WHAT THE EXERCISE ASKS: In the records that follow, locate every line with "text" and extract it.

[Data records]
=-=-=

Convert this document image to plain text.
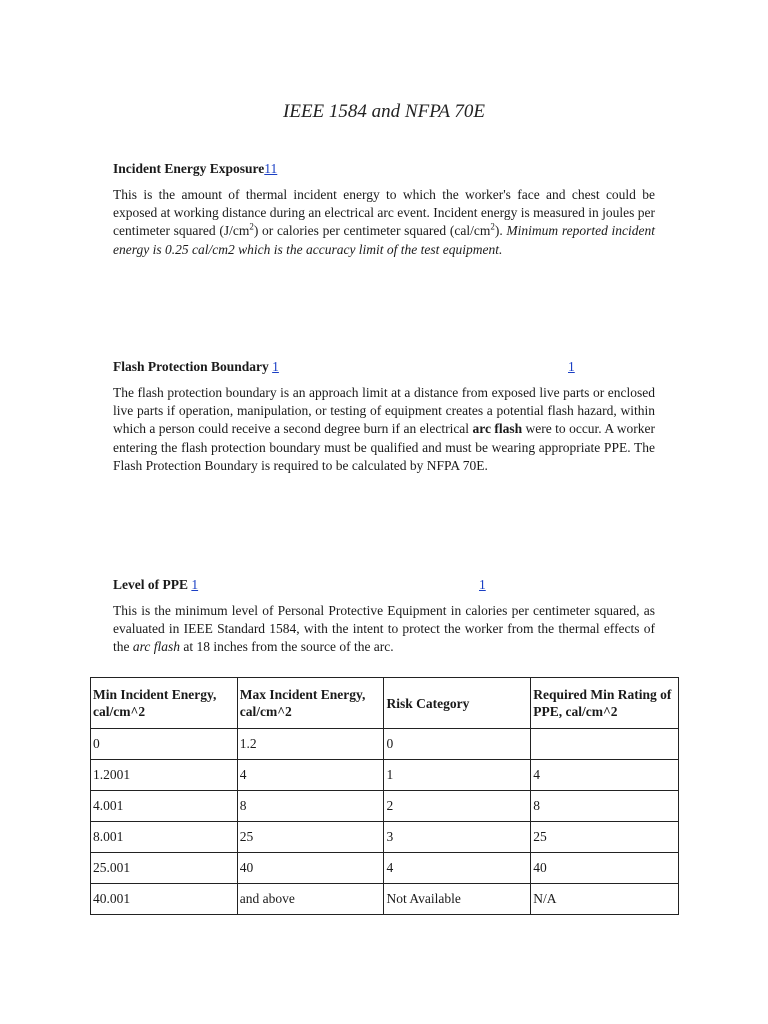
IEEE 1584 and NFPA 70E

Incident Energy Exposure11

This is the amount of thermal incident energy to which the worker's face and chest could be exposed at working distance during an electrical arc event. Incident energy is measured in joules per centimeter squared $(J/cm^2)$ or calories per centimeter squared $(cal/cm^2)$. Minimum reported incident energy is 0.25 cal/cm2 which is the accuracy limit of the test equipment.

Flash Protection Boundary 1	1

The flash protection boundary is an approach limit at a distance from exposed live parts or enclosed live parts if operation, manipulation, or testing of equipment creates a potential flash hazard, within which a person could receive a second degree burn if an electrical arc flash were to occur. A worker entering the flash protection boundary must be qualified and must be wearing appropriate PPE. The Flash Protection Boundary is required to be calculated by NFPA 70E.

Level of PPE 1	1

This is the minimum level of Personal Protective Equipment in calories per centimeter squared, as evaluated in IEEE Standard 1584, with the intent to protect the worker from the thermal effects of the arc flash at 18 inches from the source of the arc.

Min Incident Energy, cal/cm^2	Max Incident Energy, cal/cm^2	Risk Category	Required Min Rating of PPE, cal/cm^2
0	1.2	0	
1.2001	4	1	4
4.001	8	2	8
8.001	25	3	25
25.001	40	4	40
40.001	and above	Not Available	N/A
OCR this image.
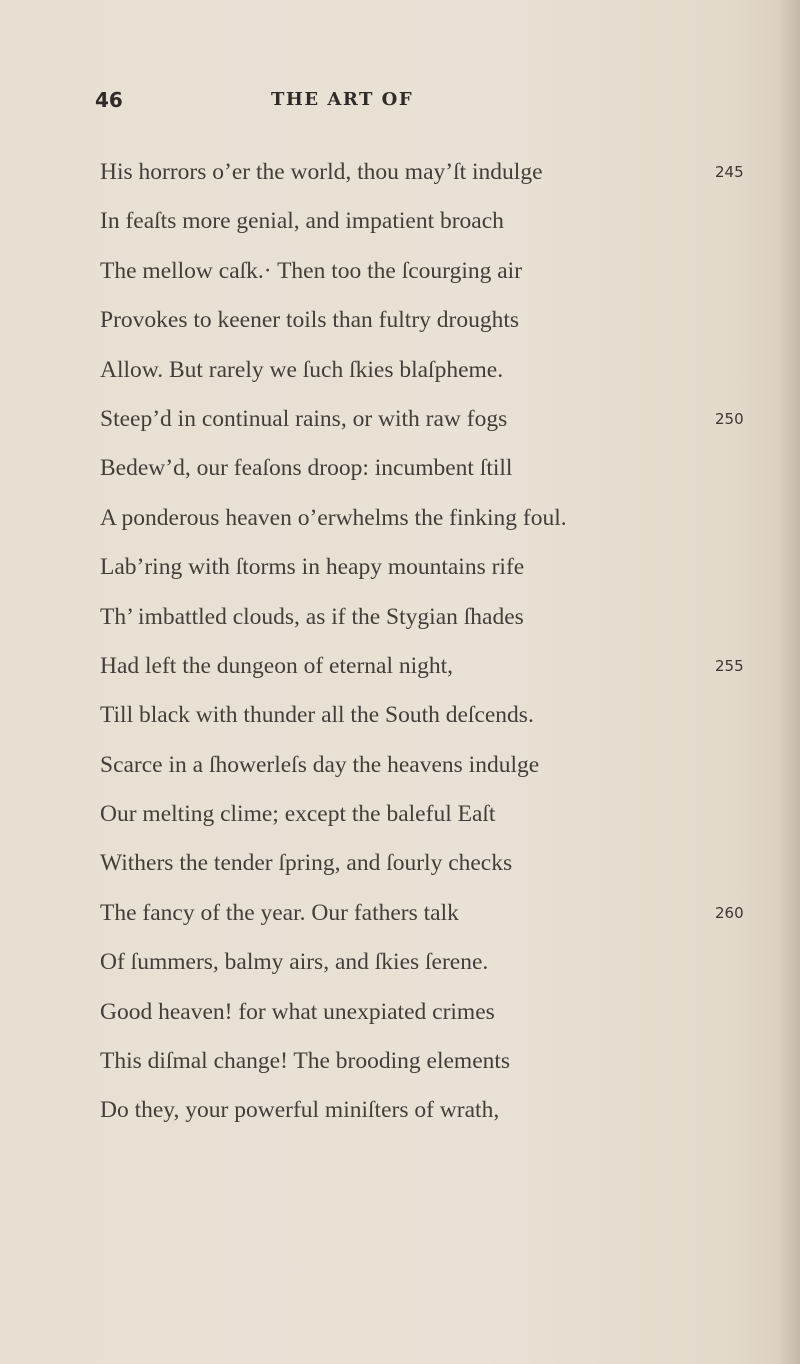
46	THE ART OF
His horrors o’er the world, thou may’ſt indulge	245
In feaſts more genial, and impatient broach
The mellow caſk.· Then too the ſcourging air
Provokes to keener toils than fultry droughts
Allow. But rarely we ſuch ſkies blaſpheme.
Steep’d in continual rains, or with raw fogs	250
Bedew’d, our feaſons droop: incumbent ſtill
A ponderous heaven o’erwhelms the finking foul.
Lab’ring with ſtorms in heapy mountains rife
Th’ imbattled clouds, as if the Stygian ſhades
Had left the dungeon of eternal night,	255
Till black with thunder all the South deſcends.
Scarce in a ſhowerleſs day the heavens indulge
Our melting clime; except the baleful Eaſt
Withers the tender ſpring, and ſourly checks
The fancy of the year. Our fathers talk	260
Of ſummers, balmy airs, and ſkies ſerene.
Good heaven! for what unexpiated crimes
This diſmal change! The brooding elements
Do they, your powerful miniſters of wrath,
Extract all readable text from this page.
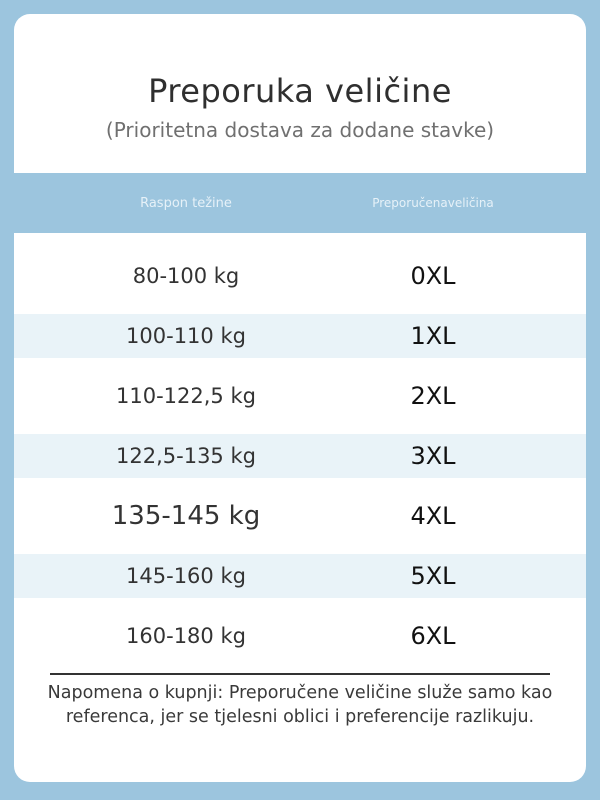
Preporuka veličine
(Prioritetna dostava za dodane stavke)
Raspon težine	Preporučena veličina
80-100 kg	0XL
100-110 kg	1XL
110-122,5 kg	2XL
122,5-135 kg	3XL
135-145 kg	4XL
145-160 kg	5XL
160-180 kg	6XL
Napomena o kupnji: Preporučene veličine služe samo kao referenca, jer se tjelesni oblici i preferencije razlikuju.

=-=-=

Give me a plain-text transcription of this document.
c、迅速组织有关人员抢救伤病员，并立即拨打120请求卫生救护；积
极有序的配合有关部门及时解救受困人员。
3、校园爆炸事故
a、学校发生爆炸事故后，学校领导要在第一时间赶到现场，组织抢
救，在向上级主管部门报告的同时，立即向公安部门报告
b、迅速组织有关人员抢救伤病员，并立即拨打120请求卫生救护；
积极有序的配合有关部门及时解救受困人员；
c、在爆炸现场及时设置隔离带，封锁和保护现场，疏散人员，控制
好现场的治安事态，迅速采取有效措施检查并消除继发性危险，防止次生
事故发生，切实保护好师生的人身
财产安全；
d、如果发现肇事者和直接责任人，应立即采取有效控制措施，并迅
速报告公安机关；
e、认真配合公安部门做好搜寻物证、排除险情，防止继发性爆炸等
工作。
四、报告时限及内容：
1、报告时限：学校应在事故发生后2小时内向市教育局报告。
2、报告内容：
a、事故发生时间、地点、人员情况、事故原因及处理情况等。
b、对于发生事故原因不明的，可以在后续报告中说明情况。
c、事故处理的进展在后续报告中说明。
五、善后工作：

=-=-=

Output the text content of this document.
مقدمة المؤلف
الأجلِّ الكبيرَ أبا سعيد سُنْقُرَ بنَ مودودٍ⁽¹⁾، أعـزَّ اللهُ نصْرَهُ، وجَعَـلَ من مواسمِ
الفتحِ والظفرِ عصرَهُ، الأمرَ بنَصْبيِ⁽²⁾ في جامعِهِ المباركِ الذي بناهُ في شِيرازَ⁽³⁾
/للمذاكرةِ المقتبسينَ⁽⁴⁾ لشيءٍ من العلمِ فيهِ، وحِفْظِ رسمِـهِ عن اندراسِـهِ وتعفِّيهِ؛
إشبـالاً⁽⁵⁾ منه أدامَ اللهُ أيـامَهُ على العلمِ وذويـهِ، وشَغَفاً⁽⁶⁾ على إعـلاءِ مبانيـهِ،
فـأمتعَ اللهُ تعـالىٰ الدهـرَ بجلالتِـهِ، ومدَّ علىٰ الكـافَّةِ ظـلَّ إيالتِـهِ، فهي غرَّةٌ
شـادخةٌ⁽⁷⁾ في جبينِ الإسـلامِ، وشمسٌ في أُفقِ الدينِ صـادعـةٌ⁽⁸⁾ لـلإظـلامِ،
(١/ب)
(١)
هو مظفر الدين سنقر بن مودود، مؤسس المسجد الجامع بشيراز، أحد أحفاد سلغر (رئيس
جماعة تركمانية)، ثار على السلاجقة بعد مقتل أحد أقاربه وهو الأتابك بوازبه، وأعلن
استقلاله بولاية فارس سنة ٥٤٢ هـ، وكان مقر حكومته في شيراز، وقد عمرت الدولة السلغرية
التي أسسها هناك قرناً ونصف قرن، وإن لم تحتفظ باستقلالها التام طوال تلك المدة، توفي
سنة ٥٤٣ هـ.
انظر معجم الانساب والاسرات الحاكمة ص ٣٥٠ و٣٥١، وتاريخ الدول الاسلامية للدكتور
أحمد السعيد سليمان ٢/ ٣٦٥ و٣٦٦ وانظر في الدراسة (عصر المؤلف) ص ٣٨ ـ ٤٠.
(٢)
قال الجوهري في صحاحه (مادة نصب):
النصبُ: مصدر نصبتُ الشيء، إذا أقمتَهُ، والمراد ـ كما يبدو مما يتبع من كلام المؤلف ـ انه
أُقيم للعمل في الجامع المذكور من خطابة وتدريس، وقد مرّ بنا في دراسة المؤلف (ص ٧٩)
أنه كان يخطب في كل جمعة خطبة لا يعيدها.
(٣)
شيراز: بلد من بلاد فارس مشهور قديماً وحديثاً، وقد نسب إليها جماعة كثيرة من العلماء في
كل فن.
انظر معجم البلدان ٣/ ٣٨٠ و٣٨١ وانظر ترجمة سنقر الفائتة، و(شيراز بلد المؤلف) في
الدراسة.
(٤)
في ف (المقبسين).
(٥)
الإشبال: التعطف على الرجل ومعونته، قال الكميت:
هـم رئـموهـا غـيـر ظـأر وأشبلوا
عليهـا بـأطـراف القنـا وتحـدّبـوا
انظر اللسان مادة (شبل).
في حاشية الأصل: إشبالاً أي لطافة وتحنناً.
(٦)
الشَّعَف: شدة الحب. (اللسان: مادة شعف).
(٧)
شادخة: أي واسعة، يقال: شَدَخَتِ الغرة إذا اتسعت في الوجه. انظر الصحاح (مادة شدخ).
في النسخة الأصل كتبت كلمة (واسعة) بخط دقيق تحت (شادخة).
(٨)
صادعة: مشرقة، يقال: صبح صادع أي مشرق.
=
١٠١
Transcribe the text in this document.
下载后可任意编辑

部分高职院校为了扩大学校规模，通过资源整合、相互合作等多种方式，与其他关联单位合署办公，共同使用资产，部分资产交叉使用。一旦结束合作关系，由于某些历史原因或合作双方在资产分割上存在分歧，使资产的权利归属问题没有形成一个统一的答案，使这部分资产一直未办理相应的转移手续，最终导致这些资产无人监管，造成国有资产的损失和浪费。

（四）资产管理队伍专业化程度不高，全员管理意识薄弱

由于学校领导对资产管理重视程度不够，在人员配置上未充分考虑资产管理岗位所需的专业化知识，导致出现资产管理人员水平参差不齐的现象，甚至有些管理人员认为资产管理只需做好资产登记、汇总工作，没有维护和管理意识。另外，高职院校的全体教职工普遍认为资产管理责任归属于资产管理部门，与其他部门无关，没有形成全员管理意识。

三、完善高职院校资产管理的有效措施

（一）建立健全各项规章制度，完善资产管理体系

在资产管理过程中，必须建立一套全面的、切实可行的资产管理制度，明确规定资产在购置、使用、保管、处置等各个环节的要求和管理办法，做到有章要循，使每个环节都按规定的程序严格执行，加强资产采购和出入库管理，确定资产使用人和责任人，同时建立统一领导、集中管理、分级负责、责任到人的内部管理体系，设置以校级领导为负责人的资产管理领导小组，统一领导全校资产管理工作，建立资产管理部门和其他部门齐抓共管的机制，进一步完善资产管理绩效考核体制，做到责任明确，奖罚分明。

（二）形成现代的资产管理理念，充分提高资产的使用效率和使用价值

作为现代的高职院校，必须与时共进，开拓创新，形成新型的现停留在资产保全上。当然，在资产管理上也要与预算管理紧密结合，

=-=-=

RESPONSE FOR THIS EXERCISE:
Convert this document image to plain text.
Extract all readable text from this page.
Give me a plain-text transcription of this document.
Output the text content of this document.
Transcribe the text in this document.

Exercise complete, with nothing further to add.